-- Start INFORMATION GIVEN --

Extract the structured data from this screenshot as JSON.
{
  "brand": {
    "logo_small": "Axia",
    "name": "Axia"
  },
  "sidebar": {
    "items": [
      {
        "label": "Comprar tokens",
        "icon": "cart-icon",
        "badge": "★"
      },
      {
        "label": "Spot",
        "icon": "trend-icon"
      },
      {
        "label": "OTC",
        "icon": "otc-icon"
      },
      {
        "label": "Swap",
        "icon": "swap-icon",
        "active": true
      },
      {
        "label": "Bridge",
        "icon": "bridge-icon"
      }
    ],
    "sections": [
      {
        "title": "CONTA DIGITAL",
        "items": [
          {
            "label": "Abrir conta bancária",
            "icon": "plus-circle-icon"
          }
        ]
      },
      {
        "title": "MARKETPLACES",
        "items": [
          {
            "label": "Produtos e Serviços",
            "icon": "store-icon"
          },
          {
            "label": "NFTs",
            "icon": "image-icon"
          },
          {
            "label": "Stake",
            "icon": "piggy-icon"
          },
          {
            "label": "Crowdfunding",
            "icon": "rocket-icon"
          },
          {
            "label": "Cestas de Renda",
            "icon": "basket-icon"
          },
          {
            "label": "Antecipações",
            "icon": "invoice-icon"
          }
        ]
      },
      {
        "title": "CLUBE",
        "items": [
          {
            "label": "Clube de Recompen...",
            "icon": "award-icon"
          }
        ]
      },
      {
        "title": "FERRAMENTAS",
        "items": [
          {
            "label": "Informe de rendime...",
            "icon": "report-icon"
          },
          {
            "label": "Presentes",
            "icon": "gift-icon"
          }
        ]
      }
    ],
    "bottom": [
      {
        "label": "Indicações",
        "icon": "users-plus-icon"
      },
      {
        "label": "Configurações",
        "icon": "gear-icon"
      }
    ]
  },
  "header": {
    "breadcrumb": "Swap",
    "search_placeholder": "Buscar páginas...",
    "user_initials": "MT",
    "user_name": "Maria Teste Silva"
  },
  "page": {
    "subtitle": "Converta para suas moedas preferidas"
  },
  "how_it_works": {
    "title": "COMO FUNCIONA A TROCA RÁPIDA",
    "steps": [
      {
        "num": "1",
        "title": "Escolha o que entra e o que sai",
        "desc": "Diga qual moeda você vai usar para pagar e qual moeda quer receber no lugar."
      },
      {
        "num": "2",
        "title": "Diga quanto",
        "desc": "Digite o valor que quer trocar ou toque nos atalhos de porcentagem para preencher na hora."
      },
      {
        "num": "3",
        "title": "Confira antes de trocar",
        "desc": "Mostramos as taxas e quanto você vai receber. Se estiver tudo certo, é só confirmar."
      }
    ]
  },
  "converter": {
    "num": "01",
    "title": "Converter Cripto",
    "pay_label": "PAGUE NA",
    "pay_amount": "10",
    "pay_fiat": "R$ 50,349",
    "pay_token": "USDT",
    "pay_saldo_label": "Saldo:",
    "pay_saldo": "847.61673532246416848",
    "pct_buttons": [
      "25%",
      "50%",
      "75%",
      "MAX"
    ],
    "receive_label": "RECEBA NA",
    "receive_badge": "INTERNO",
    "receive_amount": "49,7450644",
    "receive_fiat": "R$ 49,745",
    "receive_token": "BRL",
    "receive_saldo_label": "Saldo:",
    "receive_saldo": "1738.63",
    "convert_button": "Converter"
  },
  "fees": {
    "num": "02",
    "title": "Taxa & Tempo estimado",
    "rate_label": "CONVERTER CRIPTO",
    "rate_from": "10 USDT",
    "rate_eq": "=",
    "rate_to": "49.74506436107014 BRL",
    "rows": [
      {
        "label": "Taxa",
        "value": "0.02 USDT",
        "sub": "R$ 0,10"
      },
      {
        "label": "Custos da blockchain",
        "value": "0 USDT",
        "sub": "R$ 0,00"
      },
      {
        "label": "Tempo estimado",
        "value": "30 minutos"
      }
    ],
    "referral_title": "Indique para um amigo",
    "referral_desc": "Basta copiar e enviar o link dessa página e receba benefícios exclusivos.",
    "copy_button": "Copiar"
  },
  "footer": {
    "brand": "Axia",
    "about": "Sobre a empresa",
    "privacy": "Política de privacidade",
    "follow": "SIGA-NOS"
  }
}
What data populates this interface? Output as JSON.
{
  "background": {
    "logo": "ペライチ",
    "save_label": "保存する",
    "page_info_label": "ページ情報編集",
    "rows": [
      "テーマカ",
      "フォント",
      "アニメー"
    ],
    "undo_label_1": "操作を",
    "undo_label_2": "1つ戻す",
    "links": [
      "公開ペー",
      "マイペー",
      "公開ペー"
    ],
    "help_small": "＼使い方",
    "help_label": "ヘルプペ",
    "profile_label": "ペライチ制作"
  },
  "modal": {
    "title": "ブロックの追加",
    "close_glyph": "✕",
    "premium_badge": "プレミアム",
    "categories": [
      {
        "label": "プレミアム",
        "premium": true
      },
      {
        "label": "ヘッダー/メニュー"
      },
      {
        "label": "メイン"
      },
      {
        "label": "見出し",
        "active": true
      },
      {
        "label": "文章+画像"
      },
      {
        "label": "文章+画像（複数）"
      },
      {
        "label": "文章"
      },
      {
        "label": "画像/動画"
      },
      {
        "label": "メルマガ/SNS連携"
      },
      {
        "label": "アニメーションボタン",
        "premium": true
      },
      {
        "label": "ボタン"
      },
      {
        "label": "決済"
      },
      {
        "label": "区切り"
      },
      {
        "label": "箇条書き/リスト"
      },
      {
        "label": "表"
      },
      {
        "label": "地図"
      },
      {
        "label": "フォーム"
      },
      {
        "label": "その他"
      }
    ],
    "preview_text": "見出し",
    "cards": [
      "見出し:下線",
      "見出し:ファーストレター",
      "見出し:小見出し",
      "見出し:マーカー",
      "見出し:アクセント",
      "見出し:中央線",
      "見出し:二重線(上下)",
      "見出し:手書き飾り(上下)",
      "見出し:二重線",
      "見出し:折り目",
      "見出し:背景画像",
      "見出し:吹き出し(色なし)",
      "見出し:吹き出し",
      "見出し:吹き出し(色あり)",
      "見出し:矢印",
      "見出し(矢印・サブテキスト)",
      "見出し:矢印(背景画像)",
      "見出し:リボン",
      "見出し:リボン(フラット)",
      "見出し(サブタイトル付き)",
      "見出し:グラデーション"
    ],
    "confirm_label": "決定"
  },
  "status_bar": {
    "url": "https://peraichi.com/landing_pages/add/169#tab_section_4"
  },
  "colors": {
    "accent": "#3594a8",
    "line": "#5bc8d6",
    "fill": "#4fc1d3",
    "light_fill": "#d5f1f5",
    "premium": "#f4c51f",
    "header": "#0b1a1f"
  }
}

-- End INFORMATION GIVEN --

Pull out each record as written and restate it exactly.

Extract the structured data from this screenshot as JSON.
{
  "brand": {
    "logo_small": "Axia",
    "name": "Axia"
  },
  "sidebar": {
    "items": [
      {
        "label": "Comprar tokens",
        "icon": "cart-icon",
        "badge": "★"
      },
      {
        "label": "Spot",
        "icon": "trend-icon"
      },
      {
        "label": "OTC",
        "icon": "otc-icon"
      },
      {
        "label": "Swap",
        "icon": "swap-icon",
        "active": true
      },
      {
        "label": "Bridge",
        "icon": "bridge-icon"
      }
    ],
    "sections": [
      {
        "title": "CONTA DIGITAL",
        "items": [
          {
            "label": "Abrir conta bancária",
            "icon": "plus-circle-icon"
          }
        ]
      },
      {
        "title": "MARKETPLACES",
        "items": [
          {
            "label": "Produtos e Serviços",
            "icon": "store-icon"
          },
          {
            "label": "NFTs",
            "icon": "image-icon"
          },
          {
            "label": "Stake",
            "icon": "piggy-icon"
          },
          {
            "label": "Crowdfunding",
            "icon": "rocket-icon"
          },
          {
            "label": "Cestas de Renda",
            "icon": "basket-icon"
          },
          {
            "label": "Antecipações",
            "icon": "invoice-icon"
          }
        ]
      },
      {
        "title": "CLUBE",
        "items": [
          {
            "label": "Clube de Recompen...",
            "icon": "award-icon"
          }
        ]
      },
      {
        "title": "FERRAMENTAS",
        "items": [
          {
            "label": "Informe de rendime...",
            "icon": "report-icon"
          },
          {
            "label": "Presentes",
            "icon": "gift-icon"
          }
        ]
      }
    ],
    "bottom": [
      {
        "label": "Indicações",
        "icon": "users-plus-icon"
      },
      {
        "label": "Configurações",
        "icon": "gear-icon"
      }
    ]
  },
  "header": {
    "breadcrumb": "Swap",
    "search_placeholder": "Buscar páginas...",
    "user_initials": "MT",
    "user_name": "Maria Teste Silva"
  },
  "page": {
    "subtitle": "Converta para suas moedas preferidas"
  },
  "how_it_works": {
    "title": "COMO FUNCIONA A TROCA RÁPIDA",
    "steps": [
      {
        "num": "1",
        "title": "Escolha o que entra e o que sai",
        "desc": "Diga qual moeda você vai usar para pagar e qual moeda quer receber no lugar."
      },
      {
        "num": "2",
        "title": "Diga quanto",
        "desc": "Digite o valor que quer trocar ou toque nos atalhos de porcentagem para preencher na hora."
      },
      {
        "num": "3",
        "title": "Confira antes de trocar",
        "desc": "Mostramos as taxas e quanto você vai receber. Se estiver tudo certo, é só confirmar."
      }
    ]
  },
  "converter": {
    "num": "01",
    "title": "Converter Cripto",
    "pay_label": "PAGUE NA",
    "pay_amount": "10",
    "pay_fiat": "R$ 50,349",
    "pay_token": "USDT",
    "pay_saldo_label": "Saldo:",
    "pay_saldo": "847.61673532246416848",
    "pct_buttons": [
      "25%",
      "50%",
      "75%",
      "MAX"
    ],
    "receive_label": "RECEBA NA",
    "receive_badge": "INTERNO",
    "receive_amount": "49,7450644",
    "receive_fiat": "R$ 49,745",
    "receive_token": "BRL",
    "receive_saldo_label": "Saldo:",
    "receive_saldo": "1738.63",
    "convert_button": "Converter"
  },
  "fees": {
    "num": "02",
    "title": "Taxa & Tempo estimado",
    "rate_label": "CONVERTER CRIPTO",
    "rate_from": "10 USDT",
    "rate_eq": "=",
    "rate_to": "49.74506436107014 BRL",
    "rows": [
      {
        "label": "Taxa",
        "value": "0.02 USDT",
        "sub": "R$ 0,10"
      },
      {
        "label": "Custos da blockchain",
        "value": "0 USDT",
        "sub": "R$ 0,00"
      },
      {
        "label": "Tempo estimado",
        "value": "30 minutos"
      }
    ],
    "referral_title": "Indique para um amigo",
    "referral_desc": "Basta copiar e enviar o link dessa página e receba benefícios exclusivos.",
    "copy_button": "Copiar"
  },
  "footer": {
    "brand": "Axia",
    "about": "Sobre a empresa",
    "privacy": "Política de privacidade",
    "follow": "SIGA-NOS"
  }
}
What data populates this interface? Output as JSON.
{
  "background": {
    "logo": "ペライチ",
    "save_label": "保存する",
    "page_info_label": "ページ情報編集",
    "rows": [
      "テーマカ",
      "フォント",
      "アニメー"
    ],
    "undo_label_1": "操作を",
    "undo_label_2": "1つ戻す",
    "links": [
      "公開ペー",
      "マイペー",
      "公開ペー"
    ],
    "help_small": "＼使い方",
    "help_label": "ヘルプペ",
    "profile_label": "ペライチ制作"
  },
  "modal": {
    "title": "ブロックの追加",
    "close_glyph": "✕",
    "premium_badge": "プレミアム",
    "categories": [
      {
        "label": "プレミアム",
        "premium": true
      },
      {
        "label": "ヘッダー/メニュー"
      },
      {
        "label": "メイン"
      },
      {
        "label": "見出し",
        "active": true
      },
      {
        "label": "文章+画像"
      },
      {
        "label": "文章+画像（複数）"
      },
      {
        "label": "文章"
      },
      {
        "label": "画像/動画"
      },
      {
        "label": "メルマガ/SNS連携"
      },
      {
        "label": "アニメーションボタン",
        "premium": true
      },
      {
        "label": "ボタン"
      },
      {
        "label": "決済"
      },
      {
        "label": "区切り"
      },
      {
        "label": "箇条書き/リスト"
      },
      {
        "label": "表"
      },
      {
        "label": "地図"
      },
      {
        "label": "フォーム"
      },
      {
        "label": "その他"
      }
    ],
    "preview_text": "見出し",
    "cards": [
      "見出し:下線",
      "見出し:ファーストレター",
      "見出し:小見出し",
      "見出し:マーカー",
      "見出し:アクセント",
      "見出し:中央線",
      "見出し:二重線(上下)",
      "見出し:手書き飾り(上下)",
      "見出し:二重線",
      "見出し:折り目",
      "見出し:背景画像",
      "見出し:吹き出し(色なし)",
      "見出し:吹き出し",
      "見出し:吹き出し(色あり)",
      "見出し:矢印",
      "見出し(矢印・サブテキスト)",
      "見出し:矢印(背景画像)",
      "見出し:リボン",
      "見出し:リボン(フラット)",
      "見出し(サブタイトル付き)",
      "見出し:グラデーション"
    ],
    "confirm_label": "決定"
  },
  "status_bar": {
    "url": "https://peraichi.com/landing_pages/add/169#tab_section_4"
  },
  "colors": {
    "accent": "#3594a8",
    "line": "#5bc8d6",
    "fill": "#4fc1d3",
    "light_fill": "#d5f1f5",
    "premium": "#f4c51f",
    "header": "#0b1a1f"
  }
}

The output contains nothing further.